§ Short exercise: Take from the listing each line that has the string "name".

§ Entries shown:
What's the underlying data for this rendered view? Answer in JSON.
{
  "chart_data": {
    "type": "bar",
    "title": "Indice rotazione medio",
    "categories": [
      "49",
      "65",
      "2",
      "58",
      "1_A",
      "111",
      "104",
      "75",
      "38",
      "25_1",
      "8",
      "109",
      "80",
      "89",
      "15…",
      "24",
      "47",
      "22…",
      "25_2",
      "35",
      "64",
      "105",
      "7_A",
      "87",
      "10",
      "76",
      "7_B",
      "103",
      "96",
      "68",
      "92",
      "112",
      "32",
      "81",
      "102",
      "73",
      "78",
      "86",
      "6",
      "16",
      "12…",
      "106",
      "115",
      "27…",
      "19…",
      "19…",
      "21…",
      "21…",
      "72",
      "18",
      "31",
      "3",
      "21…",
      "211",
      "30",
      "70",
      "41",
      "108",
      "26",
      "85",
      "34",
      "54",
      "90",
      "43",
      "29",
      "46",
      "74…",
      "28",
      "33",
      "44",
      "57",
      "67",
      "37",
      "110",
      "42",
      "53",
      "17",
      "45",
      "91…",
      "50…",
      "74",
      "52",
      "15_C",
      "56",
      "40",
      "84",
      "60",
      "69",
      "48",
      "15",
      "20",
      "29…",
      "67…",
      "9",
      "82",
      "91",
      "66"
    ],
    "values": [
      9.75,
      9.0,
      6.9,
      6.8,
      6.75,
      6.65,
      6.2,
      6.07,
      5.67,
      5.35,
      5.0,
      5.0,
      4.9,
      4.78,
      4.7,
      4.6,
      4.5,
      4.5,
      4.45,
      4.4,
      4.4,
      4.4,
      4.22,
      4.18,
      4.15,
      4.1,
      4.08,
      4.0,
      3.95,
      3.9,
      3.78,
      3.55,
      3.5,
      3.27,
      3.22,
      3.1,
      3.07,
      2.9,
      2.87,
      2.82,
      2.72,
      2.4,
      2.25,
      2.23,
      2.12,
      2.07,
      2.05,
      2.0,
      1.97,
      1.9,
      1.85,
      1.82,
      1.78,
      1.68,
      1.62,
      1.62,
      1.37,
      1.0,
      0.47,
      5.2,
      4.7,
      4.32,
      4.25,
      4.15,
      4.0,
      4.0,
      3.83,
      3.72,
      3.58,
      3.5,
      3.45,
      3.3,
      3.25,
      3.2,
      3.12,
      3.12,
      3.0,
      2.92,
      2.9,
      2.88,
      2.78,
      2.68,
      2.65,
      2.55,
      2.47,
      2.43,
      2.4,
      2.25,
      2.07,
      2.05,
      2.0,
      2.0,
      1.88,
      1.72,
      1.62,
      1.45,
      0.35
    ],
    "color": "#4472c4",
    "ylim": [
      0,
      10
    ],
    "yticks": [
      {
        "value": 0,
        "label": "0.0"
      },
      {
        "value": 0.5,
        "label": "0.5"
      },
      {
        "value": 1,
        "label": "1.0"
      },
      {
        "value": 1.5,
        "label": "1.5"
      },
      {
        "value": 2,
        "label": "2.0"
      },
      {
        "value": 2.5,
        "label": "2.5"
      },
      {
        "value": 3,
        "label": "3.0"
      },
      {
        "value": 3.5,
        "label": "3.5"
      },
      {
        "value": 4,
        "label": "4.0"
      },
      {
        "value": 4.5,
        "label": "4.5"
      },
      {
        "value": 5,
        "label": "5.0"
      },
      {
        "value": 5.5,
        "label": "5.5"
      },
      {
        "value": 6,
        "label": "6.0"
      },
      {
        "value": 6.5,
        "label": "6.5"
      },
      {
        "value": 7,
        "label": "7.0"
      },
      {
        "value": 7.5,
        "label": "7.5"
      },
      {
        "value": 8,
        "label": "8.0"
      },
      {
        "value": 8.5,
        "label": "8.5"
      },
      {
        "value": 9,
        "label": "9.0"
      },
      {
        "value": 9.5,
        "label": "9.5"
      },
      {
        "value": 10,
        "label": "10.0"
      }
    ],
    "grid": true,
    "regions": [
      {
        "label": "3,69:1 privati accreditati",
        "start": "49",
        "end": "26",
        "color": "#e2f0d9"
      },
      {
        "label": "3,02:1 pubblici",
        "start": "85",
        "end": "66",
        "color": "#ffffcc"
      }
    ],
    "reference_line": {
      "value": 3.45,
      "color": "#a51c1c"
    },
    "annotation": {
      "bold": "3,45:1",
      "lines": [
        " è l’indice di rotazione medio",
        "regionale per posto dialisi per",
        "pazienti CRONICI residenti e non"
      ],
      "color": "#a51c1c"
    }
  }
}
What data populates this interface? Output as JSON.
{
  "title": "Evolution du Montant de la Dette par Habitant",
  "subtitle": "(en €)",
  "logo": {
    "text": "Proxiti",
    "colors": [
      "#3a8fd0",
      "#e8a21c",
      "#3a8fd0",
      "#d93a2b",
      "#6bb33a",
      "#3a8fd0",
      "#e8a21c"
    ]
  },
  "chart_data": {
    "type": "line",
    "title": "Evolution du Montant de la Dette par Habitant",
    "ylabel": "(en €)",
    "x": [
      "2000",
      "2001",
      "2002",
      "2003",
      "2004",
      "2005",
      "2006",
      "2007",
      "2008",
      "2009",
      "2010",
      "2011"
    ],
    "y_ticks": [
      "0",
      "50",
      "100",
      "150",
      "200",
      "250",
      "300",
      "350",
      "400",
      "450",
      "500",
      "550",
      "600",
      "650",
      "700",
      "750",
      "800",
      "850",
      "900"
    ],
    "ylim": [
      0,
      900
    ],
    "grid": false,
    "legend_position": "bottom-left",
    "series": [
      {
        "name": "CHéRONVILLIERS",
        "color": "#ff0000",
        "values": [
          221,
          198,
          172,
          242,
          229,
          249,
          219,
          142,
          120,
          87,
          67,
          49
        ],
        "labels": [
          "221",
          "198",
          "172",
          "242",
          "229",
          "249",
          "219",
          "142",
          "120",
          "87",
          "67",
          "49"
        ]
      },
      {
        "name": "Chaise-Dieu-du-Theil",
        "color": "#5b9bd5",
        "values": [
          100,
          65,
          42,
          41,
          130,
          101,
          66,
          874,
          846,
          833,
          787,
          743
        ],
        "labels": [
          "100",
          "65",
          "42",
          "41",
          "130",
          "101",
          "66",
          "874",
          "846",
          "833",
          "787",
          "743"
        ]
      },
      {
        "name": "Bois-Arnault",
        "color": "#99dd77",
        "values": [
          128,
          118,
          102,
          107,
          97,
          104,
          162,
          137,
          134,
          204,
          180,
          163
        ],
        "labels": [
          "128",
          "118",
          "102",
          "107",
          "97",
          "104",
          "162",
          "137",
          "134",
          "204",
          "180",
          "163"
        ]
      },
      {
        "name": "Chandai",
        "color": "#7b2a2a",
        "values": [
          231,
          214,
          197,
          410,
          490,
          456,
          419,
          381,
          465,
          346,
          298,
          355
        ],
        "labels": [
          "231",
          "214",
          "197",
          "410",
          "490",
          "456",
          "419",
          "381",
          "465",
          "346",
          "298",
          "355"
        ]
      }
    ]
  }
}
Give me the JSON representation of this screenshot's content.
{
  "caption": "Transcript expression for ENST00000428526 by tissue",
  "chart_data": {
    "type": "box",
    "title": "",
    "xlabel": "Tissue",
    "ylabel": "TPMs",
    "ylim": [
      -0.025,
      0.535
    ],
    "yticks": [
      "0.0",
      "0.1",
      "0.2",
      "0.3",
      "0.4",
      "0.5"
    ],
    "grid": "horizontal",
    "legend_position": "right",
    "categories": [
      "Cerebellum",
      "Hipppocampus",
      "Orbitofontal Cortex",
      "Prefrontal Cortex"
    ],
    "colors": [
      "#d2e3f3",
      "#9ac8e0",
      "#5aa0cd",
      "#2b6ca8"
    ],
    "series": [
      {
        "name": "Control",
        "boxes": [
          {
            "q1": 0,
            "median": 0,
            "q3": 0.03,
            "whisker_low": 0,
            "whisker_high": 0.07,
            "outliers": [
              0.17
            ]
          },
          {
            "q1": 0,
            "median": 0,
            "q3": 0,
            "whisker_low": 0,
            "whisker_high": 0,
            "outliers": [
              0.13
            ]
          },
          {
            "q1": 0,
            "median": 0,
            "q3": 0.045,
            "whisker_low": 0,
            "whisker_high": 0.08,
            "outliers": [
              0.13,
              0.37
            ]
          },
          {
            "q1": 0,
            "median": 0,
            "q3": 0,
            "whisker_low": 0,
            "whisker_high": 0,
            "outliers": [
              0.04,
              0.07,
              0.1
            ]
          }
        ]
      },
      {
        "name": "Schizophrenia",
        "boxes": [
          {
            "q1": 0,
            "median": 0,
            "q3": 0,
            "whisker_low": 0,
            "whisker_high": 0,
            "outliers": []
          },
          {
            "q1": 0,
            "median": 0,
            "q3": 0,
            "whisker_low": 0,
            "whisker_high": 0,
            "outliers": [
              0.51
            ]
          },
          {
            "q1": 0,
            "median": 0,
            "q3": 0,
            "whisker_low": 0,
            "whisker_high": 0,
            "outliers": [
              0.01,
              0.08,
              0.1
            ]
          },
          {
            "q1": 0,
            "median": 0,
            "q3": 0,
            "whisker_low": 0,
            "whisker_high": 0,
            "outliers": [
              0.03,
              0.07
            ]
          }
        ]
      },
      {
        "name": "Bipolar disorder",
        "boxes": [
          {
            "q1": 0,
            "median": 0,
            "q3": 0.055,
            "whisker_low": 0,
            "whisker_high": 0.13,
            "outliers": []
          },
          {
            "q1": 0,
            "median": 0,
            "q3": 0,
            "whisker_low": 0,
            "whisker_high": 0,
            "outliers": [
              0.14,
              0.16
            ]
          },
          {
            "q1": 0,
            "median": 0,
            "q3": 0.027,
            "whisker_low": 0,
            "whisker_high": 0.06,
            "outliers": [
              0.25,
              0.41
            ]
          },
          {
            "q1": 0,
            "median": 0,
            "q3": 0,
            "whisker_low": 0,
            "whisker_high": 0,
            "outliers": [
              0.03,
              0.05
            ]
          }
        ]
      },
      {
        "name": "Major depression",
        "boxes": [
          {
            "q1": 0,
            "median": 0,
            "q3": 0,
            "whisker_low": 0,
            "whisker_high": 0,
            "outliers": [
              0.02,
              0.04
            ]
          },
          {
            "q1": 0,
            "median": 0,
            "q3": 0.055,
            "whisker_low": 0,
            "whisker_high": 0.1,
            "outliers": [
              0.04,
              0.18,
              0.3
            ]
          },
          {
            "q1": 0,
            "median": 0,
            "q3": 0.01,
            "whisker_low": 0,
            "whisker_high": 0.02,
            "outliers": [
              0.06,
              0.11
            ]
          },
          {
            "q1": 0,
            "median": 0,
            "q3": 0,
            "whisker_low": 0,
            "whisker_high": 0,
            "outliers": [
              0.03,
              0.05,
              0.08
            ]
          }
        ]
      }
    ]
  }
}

§ Final answer:
        "name": "CHéRONVILLIERS",
        "name": "Chaise-Dieu-du-Theil",
        "name": "Bois-Arnault",
        "name": "Chandai",
        "name": "Control",
        "name": "Schizophrenia",
        "name": "Bipolar disorder",
        "name": "Major depression",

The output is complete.